*Written problem:* Output an exact reproduction of the data.

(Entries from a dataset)
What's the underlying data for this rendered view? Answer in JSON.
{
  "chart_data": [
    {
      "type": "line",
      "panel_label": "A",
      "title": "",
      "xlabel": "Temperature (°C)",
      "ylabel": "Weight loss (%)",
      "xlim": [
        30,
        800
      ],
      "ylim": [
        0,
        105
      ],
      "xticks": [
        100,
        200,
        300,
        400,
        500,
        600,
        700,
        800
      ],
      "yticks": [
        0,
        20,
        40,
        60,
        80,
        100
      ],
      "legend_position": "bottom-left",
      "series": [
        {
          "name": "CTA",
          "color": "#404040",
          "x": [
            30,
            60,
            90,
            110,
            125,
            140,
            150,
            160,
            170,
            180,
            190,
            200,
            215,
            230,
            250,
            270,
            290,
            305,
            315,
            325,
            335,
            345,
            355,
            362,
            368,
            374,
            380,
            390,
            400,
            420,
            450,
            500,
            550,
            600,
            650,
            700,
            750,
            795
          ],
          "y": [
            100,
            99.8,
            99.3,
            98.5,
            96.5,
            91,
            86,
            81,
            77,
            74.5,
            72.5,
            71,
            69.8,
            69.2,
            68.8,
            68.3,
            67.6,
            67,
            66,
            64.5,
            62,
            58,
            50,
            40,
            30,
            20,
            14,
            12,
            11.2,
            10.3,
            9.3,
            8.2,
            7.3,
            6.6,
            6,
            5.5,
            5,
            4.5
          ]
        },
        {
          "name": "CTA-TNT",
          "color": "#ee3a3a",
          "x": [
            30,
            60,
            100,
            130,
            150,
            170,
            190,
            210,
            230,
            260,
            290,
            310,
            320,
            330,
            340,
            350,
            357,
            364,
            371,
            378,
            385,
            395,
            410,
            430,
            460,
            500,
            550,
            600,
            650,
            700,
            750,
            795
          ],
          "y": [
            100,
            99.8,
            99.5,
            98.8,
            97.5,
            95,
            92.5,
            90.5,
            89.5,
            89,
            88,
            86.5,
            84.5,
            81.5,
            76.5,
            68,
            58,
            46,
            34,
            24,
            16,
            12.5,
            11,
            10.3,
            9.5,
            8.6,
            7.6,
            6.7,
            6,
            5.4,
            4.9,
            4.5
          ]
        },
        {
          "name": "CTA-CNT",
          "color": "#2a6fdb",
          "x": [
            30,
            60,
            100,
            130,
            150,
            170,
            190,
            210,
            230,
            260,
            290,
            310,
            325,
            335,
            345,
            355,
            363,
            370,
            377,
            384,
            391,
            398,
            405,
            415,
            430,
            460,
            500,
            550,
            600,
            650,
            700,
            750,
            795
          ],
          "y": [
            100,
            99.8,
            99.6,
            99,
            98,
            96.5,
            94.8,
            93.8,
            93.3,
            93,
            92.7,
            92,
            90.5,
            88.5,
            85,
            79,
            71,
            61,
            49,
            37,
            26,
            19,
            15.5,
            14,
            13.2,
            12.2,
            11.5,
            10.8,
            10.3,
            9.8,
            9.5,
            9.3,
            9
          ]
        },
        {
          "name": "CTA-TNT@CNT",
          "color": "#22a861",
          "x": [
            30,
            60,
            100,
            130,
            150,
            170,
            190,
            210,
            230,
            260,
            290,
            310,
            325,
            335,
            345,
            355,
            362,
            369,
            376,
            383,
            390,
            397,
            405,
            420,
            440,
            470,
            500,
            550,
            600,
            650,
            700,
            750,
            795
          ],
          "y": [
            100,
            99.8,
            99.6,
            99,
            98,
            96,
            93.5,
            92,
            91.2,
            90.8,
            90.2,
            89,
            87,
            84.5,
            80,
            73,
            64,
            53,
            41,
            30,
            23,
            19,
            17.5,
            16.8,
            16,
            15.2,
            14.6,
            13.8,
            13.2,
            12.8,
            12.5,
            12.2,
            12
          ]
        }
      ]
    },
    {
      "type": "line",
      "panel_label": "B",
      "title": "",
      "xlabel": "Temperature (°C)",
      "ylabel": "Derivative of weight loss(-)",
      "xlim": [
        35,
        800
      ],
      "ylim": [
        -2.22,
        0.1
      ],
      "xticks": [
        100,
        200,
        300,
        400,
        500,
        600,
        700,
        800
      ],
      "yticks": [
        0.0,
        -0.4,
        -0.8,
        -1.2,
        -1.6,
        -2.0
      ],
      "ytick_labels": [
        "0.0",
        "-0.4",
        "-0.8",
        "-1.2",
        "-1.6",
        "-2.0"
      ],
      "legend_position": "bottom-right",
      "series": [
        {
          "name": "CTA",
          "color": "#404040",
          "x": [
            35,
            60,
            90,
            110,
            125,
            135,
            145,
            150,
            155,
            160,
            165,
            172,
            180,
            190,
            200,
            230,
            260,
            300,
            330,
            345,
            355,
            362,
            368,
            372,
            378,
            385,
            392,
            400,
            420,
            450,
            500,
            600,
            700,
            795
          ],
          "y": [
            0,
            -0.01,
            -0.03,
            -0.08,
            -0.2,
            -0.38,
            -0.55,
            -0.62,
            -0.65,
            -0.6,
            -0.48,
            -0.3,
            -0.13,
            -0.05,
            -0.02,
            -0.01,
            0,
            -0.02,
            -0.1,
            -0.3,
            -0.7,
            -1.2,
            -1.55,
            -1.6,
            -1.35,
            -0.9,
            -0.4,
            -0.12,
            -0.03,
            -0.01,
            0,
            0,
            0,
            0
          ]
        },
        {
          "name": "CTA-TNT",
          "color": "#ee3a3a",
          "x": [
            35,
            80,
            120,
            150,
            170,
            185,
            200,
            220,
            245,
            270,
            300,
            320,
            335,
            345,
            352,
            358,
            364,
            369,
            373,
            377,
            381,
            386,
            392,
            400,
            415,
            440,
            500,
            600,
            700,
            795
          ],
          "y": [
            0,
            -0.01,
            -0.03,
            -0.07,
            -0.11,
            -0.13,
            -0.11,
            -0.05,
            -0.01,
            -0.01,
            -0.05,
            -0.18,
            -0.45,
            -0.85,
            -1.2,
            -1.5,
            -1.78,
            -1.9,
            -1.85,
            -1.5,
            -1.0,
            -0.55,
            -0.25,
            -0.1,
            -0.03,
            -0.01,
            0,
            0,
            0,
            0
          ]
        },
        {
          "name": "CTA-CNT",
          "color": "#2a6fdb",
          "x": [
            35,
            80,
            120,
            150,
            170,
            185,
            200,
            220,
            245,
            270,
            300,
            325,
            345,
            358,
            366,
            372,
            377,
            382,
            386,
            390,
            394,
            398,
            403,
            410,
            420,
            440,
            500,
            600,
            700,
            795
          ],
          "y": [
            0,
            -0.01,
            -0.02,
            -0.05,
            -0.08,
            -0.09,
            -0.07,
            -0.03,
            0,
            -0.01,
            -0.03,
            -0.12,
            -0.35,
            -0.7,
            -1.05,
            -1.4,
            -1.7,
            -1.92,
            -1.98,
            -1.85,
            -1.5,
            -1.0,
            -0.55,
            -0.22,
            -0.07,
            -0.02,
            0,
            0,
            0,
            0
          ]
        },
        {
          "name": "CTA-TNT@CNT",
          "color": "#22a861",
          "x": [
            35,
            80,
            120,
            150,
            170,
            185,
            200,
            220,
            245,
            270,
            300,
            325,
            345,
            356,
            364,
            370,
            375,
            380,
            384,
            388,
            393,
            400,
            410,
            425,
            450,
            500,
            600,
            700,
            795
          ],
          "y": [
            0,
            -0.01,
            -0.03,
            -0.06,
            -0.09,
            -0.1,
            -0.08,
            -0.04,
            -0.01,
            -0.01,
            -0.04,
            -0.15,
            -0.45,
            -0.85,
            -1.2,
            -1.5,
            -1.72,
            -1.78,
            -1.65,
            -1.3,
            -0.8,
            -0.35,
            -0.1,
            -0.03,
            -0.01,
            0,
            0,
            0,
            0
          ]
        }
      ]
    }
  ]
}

*Expected output:*
What's the underlying data for this rendered view? Answer in JSON.
{
  "chart_data": [
    {
      "type": "line",
      "panel_label": "A",
      "title": "",
      "xlabel": "Temperature (°C)",
      "ylabel": "Weight loss (%)",
      "xlim": [
        30,
        800
      ],
      "ylim": [
        0,
        105
      ],
      "xticks": [
        100,
        200,
        300,
        400,
        500,
        600,
        700,
        800
      ],
      "yticks": [
        0,
        20,
        40,
        60,
        80,
        100
      ],
      "legend_position": "bottom-left",
      "series": [
        {
          "name": "CTA",
          "color": "#404040",
          "x": [
            30,
            60,
            90,
            110,
            125,
            140,
            150,
            160,
            170,
            180,
            190,
            200,
            215,
            230,
            250,
            270,
            290,
            305,
            315,
            325,
            335,
            345,
            355,
            362,
            368,
            374,
            380,
            390,
            400,
            420,
            450,
            500,
            550,
            600,
            650,
            700,
            750,
            795
          ],
          "y": [
            100,
            99.8,
            99.3,
            98.5,
            96.5,
            91,
            86,
            81,
            77,
            74.5,
            72.5,
            71,
            69.8,
            69.2,
            68.8,
            68.3,
            67.6,
            67,
            66,
            64.5,
            62,
            58,
            50,
            40,
            30,
            20,
            14,
            12,
            11.2,
            10.3,
            9.3,
            8.2,
            7.3,
            6.6,
            6,
            5.5,
            5,
            4.5
          ]
        },
        {
          "name": "CTA-TNT",
          "color": "#ee3a3a",
          "x": [
            30,
            60,
            100,
            130,
            150,
            170,
            190,
            210,
            230,
            260,
            290,
            310,
            320,
            330,
            340,
            350,
            357,
            364,
            371,
            378,
            385,
            395,
            410,
            430,
            460,
            500,
            550,
            600,
            650,
            700,
            750,
            795
          ],
          "y": [
            100,
            99.8,
            99.5,
            98.8,
            97.5,
            95,
            92.5,
            90.5,
            89.5,
            89,
            88,
            86.5,
            84.5,
            81.5,
            76.5,
            68,
            58,
            46,
            34,
            24,
            16,
            12.5,
            11,
            10.3,
            9.5,
            8.6,
            7.6,
            6.7,
            6,
            5.4,
            4.9,
            4.5
          ]
        },
        {
          "name": "CTA-CNT",
          "color": "#2a6fdb",
          "x": [
            30,
            60,
            100,
            130,
            150,
            170,
            190,
            210,
            230,
            260,
            290,
            310,
            325,
            335,
            345,
            355,
            363,
            370,
            377,
            384,
            391,
            398,
            405,
            415,
            430,
            460,
            500,
            550,
            600,
            650,
            700,
            750,
            795
          ],
          "y": [
            100,
            99.8,
            99.6,
            99,
            98,
            96.5,
            94.8,
            93.8,
            93.3,
            93,
            92.7,
            92,
            90.5,
            88.5,
            85,
            79,
            71,
            61,
            49,
            37,
            26,
            19,
            15.5,
            14,
            13.2,
            12.2,
            11.5,
            10.8,
            10.3,
            9.8,
            9.5,
            9.3,
            9
          ]
        },
        {
          "name": "CTA-TNT@CNT",
          "color": "#22a861",
          "x": [
            30,
            60,
            100,
            130,
            150,
            170,
            190,
            210,
            230,
            260,
            290,
            310,
            325,
            335,
            345,
            355,
            362,
            369,
            376,
            383,
            390,
            397,
            405,
            420,
            440,
            470,
            500,
            550,
            600,
            650,
            700,
            750,
            795
          ],
          "y": [
            100,
            99.8,
            99.6,
            99,
            98,
            96,
            93.5,
            92,
            91.2,
            90.8,
            90.2,
            89,
            87,
            84.5,
            80,
            73,
            64,
            53,
            41,
            30,
            23,
            19,
            17.5,
            16.8,
            16,
            15.2,
            14.6,
            13.8,
            13.2,
            12.8,
            12.5,
            12.2,
            12
          ]
        }
      ]
    },
    {
      "type": "line",
      "panel_label": "B",
      "title": "",
      "xlabel": "Temperature (°C)",
      "ylabel": "Derivative of weight loss(-)",
      "xlim": [
        35,
        800
      ],
      "ylim": [
        -2.22,
        0.1
      ],
      "xticks": [
        100,
        200,
        300,
        400,
        500,
        600,
        700,
        800
      ],
      "yticks": [
        0.0,
        -0.4,
        -0.8,
        -1.2,
        -1.6,
        -2.0
      ],
      "ytick_labels": [
        "0.0",
        "-0.4",
        "-0.8",
        "-1.2",
        "-1.6",
        "-2.0"
      ],
      "legend_position": "bottom-right",
      "series": [
        {
          "name": "CTA",
          "color": "#404040",
          "x": [
            35,
            60,
            90,
            110,
            125,
            135,
            145,
            150,
            155,
            160,
            165,
            172,
            180,
            190,
            200,
            230,
            260,
            300,
            330,
            345,
            355,
            362,
            368,
            372,
            378,
            385,
            392,
            400,
            420,
            450,
            500,
            600,
            700,
            795
          ],
          "y": [
            0,
            -0.01,
            -0.03,
            -0.08,
            -0.2,
            -0.38,
            -0.55,
            -0.62,
            -0.65,
            -0.6,
            -0.48,
            -0.3,
            -0.13,
            -0.05,
            -0.02,
            -0.01,
            0,
            -0.02,
            -0.1,
            -0.3,
            -0.7,
            -1.2,
            -1.55,
            -1.6,
            -1.35,
            -0.9,
            -0.4,
            -0.12,
            -0.03,
            -0.01,
            0,
            0,
            0,
            0
          ]
        },
        {
          "name": "CTA-TNT",
          "color": "#ee3a3a",
          "x": [
            35,
            80,
            120,
            150,
            170,
            185,
            200,
            220,
            245,
            270,
            300,
            320,
            335,
            345,
            352,
            358,
            364,
            369,
            373,
            377,
            381,
            386,
            392,
            400,
            415,
            440,
            500,
            600,
            700,
            795
          ],
          "y": [
            0,
            -0.01,
            -0.03,
            -0.07,
            -0.11,
            -0.13,
            -0.11,
            -0.05,
            -0.01,
            -0.01,
            -0.05,
            -0.18,
            -0.45,
            -0.85,
            -1.2,
            -1.5,
            -1.78,
            -1.9,
            -1.85,
            -1.5,
            -1.0,
            -0.55,
            -0.25,
            -0.1,
            -0.03,
            -0.01,
            0,
            0,
            0,
            0
          ]
        },
        {
          "name": "CTA-CNT",
          "color": "#2a6fdb",
          "x": [
            35,
            80,
            120,
            150,
            170,
            185,
            200,
            220,
            245,
            270,
            300,
            325,
            345,
            358,
            366,
            372,
            377,
            382,
            386,
            390,
            394,
            398,
            403,
            410,
            420,
            440,
            500,
            600,
            700,
            795
          ],
          "y": [
            0,
            -0.01,
            -0.02,
            -0.05,
            -0.08,
            -0.09,
            -0.07,
            -0.03,
            0,
            -0.01,
            -0.03,
            -0.12,
            -0.35,
            -0.7,
            -1.05,
            -1.4,
            -1.7,
            -1.92,
            -1.98,
            -1.85,
            -1.5,
            -1.0,
            -0.55,
            -0.22,
            -0.07,
            -0.02,
            0,
            0,
            0,
            0
          ]
        },
        {
          "name": "CTA-TNT@CNT",
          "color": "#22a861",
          "x": [
            35,
            80,
            120,
            150,
            170,
            185,
            200,
            220,
            245,
            270,
            300,
            325,
            345,
            356,
            364,
            370,
            375,
            380,
            384,
            388,
            393,
            400,
            410,
            425,
            450,
            500,
            600,
            700,
            795
          ],
          "y": [
            0,
            -0.01,
            -0.03,
            -0.06,
            -0.09,
            -0.1,
            -0.08,
            -0.04,
            -0.01,
            -0.01,
            -0.04,
            -0.15,
            -0.45,
            -0.85,
            -1.2,
            -1.5,
            -1.72,
            -1.78,
            -1.65,
            -1.3,
            -0.8,
            -0.35,
            -0.1,
            -0.03,
            -0.01,
            0,
            0,
            0,
            0
          ]
        }
      ]
    }
  ]
}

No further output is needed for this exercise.